• _PROBLEMS TO SOLVE_:
1 > In the course discussion comments, which two classes on the digital business side does the sixth comment say were enjoyed most?
2 > Please carry on the course discussion comments from the point where they stop.

====== SUPPLIED TEXT ======


  3. You’re definitely right. Social Media is not a realm that I am going to master. But it has a huge impact on companies and we need to be aware of that. We need to ensure that someone is taking control of that part of the business and it just doesn’t fall by the way side. As I was writing my blog I had a similar sentiment that you had in regard to constantly educating myself. The times have evolved and we need to be constantly improving and adding new skills to make us more competitive in the work place. We may think our education is done this spring, but we need to constantly sharpen our mind.

  4. Catherine · ·

    I am really glad Professor Kane teaches IS6621 as a combined MBA and undergraduate course. The way that this class is set up allows and encourages us to learn extensively from our classmates, and I know us, undergrads, have definitely taken many lessons away from the MBA students that we would not have seen if it had only been undergrad, and hope you guys can say the same. As a younger member of the millennial generation, I, along with the other junior and seniors fall somewhere between unfamiliarity with social media and unfamiliarity with “hanging up the phone” (amazing, well-place anecdote by the way). I think perhaps the most important lesson we’ve learned throughout this course, is that technology and business are constantly changing, and we have to be constantly learning to keep up.

  5. s_courtney18 · ·

    Don’t feel too behind…you have your GIFs down! I really appreciated your perspective this semester as someone who is an older millennial. You make a great point about discounting younger generations–new technologies and innovations will be targeted at an even younger audience, and we should mind their interests present day and in the near future because we will be making business decisions around their preferences. It’s always difficult to adapt to new technology, whether it’s social media or digital business, but we definitely need to get used to change.

  6. Great post Owen. I think you laid out the important take-aways of this class neatly in the blog, and your thoughts closely resonates with my own. Even for those that are very active on social media and embrace it, I think this class still had a lot to tell about it’s other uses – specifically for business and marketing purposes. On the digital business side, I also enjoyed the AI and Blockchain classes the most. Neither are easy concepts to grasp, and I personally think I’ll have to do a lot more digging and reading to understand it entirely, but the realization of their disruptive natures is a great start, I this class provided me with that. I enjoyed discussing these topics in small groups with MBA students like yourself, who always seemed to bring a slightly different perspective and angle to the table.

====== INPUT DATA ======

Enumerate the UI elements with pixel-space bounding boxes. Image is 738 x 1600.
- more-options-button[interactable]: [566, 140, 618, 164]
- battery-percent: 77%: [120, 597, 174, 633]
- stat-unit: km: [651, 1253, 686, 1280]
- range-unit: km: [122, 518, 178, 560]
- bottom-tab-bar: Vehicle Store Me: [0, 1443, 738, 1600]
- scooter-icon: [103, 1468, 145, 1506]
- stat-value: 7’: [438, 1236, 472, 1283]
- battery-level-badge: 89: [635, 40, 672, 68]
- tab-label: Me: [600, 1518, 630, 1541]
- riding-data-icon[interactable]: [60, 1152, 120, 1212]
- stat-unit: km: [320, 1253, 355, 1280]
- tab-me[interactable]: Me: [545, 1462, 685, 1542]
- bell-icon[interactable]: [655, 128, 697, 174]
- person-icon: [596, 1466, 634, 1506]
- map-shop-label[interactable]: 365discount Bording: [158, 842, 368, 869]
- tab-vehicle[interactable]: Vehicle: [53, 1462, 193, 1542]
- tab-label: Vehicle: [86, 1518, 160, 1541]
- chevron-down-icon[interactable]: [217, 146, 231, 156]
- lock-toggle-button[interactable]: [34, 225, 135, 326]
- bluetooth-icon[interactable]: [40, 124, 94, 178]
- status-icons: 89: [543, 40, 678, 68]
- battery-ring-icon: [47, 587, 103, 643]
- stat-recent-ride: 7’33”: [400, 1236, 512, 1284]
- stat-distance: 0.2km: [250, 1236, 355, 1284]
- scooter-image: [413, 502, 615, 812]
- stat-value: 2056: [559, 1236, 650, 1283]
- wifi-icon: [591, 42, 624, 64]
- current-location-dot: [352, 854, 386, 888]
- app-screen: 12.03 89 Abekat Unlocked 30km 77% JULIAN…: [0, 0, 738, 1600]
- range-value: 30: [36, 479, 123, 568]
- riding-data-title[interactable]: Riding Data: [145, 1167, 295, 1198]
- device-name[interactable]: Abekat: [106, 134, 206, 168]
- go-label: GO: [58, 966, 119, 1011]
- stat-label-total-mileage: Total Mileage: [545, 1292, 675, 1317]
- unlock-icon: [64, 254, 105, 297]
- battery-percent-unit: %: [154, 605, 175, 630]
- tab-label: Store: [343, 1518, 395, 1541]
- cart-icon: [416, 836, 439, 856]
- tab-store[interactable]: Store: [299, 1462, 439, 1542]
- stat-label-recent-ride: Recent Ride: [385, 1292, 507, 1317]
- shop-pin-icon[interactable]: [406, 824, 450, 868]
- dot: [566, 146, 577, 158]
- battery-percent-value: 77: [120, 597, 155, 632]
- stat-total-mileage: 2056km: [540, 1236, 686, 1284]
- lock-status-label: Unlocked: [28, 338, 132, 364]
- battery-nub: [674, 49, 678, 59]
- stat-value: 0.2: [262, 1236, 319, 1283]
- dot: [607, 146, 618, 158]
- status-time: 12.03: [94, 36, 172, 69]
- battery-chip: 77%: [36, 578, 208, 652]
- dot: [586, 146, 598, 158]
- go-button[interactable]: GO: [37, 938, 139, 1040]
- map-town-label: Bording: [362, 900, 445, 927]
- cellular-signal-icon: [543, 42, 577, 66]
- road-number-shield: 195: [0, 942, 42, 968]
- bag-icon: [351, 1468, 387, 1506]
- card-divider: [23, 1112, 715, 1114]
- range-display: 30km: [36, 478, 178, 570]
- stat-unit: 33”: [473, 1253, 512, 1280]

======

• _EXERCISE ANSWERS_:
1 > The AI and Blockchain classes.

2 >
  7. alyssacasale4 · ·

    I agree with Catherine in regard to having both MBAs and undergraduates enrolled in this course. I know that I have gotten so much more out of this class because of the different perspectives that we all have. I really enjoyed your story about your friend’s daughter asking about why we say hang up the phone. I, as well, had never thought about why we use this phrase because I thought it was common knowledge. It’s really interesting to see that the new generation has never used or seen this kind of phone in their everyday lives. I also really agree with your point that our opinions on our society’s culture is cyclical. When I found out about the new app that middle schoolers are using during our class a few weeks ago, I did indeed think, it was so much better when I was that age, (and I was in that grade not too long ago.) Great post!

  8. I’m glad the AI class got you thinking. Honestly, it got me thinking too. When I asked “how many people had considered how AI was going to change their career” I’m not sure I had ever thought about the question either. It’s a keeper going forward.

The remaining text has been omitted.